### DATA SHOWN
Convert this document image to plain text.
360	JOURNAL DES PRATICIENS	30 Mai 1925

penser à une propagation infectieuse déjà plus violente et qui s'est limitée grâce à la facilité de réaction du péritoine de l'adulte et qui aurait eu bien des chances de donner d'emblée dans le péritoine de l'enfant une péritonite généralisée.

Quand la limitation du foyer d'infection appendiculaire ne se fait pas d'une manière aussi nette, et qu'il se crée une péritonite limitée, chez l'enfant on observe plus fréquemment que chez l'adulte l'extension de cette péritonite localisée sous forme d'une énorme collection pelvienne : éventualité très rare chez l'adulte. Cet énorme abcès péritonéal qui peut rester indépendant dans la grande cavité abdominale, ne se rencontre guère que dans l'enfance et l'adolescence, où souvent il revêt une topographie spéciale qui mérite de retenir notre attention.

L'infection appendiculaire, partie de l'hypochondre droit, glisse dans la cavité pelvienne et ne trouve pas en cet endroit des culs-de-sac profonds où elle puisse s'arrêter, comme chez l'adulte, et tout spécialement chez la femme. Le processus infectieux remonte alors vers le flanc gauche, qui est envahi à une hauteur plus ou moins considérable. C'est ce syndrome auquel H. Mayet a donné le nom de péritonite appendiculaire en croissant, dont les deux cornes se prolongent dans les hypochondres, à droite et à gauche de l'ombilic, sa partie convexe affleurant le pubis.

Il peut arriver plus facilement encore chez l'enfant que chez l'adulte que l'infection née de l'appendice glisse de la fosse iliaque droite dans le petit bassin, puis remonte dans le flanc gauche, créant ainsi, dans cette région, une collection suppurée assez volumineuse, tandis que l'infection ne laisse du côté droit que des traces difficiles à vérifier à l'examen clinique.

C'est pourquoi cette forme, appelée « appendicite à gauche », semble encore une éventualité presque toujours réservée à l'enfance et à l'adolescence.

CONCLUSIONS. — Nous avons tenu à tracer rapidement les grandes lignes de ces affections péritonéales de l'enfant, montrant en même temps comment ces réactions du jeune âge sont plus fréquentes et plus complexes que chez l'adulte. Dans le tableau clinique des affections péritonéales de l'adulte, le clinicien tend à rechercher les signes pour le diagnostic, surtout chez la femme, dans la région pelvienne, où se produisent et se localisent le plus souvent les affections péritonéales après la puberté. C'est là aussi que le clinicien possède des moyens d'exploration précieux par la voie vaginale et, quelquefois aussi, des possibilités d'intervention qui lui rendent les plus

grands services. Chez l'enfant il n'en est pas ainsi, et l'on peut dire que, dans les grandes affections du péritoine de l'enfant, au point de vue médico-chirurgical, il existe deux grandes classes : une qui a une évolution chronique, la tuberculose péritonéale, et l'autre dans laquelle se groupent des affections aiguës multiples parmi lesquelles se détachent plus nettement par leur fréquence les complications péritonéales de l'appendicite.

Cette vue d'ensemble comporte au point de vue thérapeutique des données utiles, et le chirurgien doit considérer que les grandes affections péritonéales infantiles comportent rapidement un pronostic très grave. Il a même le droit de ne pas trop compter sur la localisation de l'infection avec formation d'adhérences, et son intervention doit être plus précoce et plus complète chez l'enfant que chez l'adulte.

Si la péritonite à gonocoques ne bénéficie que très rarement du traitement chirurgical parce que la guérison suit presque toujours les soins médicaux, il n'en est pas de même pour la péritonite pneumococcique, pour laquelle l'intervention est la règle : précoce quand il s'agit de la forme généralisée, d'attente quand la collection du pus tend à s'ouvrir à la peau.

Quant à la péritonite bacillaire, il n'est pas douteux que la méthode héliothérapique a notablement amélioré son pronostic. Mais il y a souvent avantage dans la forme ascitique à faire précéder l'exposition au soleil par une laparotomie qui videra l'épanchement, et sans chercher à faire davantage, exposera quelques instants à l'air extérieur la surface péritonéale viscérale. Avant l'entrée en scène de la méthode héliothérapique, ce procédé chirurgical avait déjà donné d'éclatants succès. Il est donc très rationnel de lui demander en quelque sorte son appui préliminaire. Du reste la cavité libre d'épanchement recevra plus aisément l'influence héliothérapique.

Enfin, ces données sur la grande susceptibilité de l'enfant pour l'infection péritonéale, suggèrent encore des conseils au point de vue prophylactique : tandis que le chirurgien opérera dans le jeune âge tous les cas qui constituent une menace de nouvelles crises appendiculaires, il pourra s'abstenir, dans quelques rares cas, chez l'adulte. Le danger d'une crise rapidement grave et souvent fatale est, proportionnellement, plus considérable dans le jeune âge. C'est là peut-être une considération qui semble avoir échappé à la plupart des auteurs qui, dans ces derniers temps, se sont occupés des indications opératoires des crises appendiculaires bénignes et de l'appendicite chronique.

### WHAT YOU WILL DO
Write down all the entries again without a single difference.

### RESPONSE FOR THIS EXERCISE
Convert this document image to plain text.
360	JOURNAL DES PRATICIENS	30 Mai 1925

penser à une propagation infectieuse déjà plus violente et qui s'est limitée grâce à la facilité de réaction du péritoine de l'adulte et qui aurait eu bien des chances de donner d'emblée dans le péritoine de l'enfant une péritonite généralisée.

Quand la limitation du foyer d'infection appendiculaire ne se fait pas d'une manière aussi nette, et qu'il se crée une péritonite limitée, chez l'enfant on observe plus fréquemment que chez l'adulte l'extension de cette péritonite localisée sous forme d'une énorme collection pelvienne : éventualité très rare chez l'adulte. Cet énorme abcès péritonéal qui peut rester indépendant dans la grande cavité abdominale, ne se rencontre guère que dans l'enfance et l'adolescence, où souvent il revêt une topographie spéciale qui mérite de retenir notre attention.

L'infection appendiculaire, partie de l'hypochondre droit, glisse dans la cavité pelvienne et ne trouve pas en cet endroit des culs-de-sac profonds où elle puisse s'arrêter, comme chez l'adulte, et tout spécialement chez la femme. Le processus infectieux remonte alors vers le flanc gauche, qui est envahi à une hauteur plus ou moins considérable. C'est ce syndrome auquel H. Mayet a donné le nom de péritonite appendiculaire en croissant, dont les deux cornes se prolongent dans les hypochondres, à droite et à gauche de l'ombilic, sa partie convexe affleurant le pubis.

Il peut arriver plus facilement encore chez l'enfant que chez l'adulte que l'infection née de l'appendice glisse de la fosse iliaque droite dans le petit bassin, puis remonte dans le flanc gauche, créant ainsi, dans cette région, une collection suppurée assez volumineuse, tandis que l'infection ne laisse du côté droit que des traces difficiles à vérifier à l'examen clinique.

C'est pourquoi cette forme, appelée « appendicite à gauche », semble encore une éventualité presque toujours réservée à l'enfance et à l'adolescence.

CONCLUSIONS. — Nous avons tenu à tracer rapidement les grandes lignes de ces affections péritonéales de l'enfant, montrant en même temps comment ces réactions du jeune âge sont plus fréquentes et plus complexes que chez l'adulte. Dans le tableau clinique des affections péritonéales de l'adulte, le clinicien tend à rechercher les signes pour le diagnostic, surtout chez la femme, dans la région pelvienne, où se produisent et se localisent le plus souvent les affections péritonéales après la puberté. C'est là aussi que le clinicien possède des moyens d'exploration précieux par la voie vaginale et, quelquefois aussi, des possibilités d'intervention qui lui rendent les plus

grands services. Chez l'enfant il n'en est pas ainsi, et l'on peut dire que, dans les grandes affections du péritoine de l'enfant, au point de vue médico-chirurgical, il existe deux grandes classes : une qui a une évolution chronique, la tuberculose péritonéale, et l'autre dans laquelle se groupent des affections aiguës multiples parmi lesquelles se détachent plus nettement par leur fréquence les complications péritonéales de l'appendicite.

Cette vue d'ensemble comporte au point de vue thérapeutique des données utiles, et le chirurgien doit considérer que les grandes affections péritonéales infantiles comportent rapidement un pronostic très grave. Il a même le droit de ne pas trop compter sur la localisation de l'infection avec formation d'adhérences, et son intervention doit être plus précoce et plus complète chez l'enfant que chez l'adulte.

Si la péritonite à gonocoques ne bénéficie que très rarement du traitement chirurgical parce que la guérison suit presque toujours les soins médicaux, il n'en est pas de même pour la péritonite pneumococcique, pour laquelle l'intervention est la règle : précoce quand il s'agit de la forme généralisée, d'attente quand la collection du pus tend à s'ouvrir à la peau.

Quant à la péritonite bacillaire, il n'est pas douteux que la méthode héliothérapique a notablement amélioré son pronostic. Mais il y a souvent avantage dans la forme ascitique à faire précéder l'exposition au soleil par une laparotomie qui videra l'épanchement, et sans chercher à faire davantage, exposera quelques instants à l'air extérieur la surface péritonéale viscérale. Avant l'entrée en scène de la méthode héliothérapique, ce procédé chirurgical avait déjà donné d'éclatants succès. Il est donc très rationnel de lui demander en quelque sorte son appui préliminaire. Du reste la cavité libre d'épanchement recevra plus aisément l'influence héliothérapique.

Enfin, ces données sur la grande susceptibilité de l'enfant pour l'infection péritonéale, suggèrent encore des conseils au point de vue prophylactique : tandis que le chirurgien opérera dans le jeune âge tous les cas qui constituent une menace de nouvelles crises appendiculaires, il pourra s'abstenir, dans quelques rares cas, chez l'adulte. Le danger d'une crise rapidement grave et souvent fatale est, proportionnellement, plus considérable dans le jeune âge. C'est là peut-être une considération qui semble avoir échappé à la plupart des auteurs qui, dans ces derniers temps, se sont occupés des indications opératoires des crises appendiculaires bénignes et de l'appendicite chronique.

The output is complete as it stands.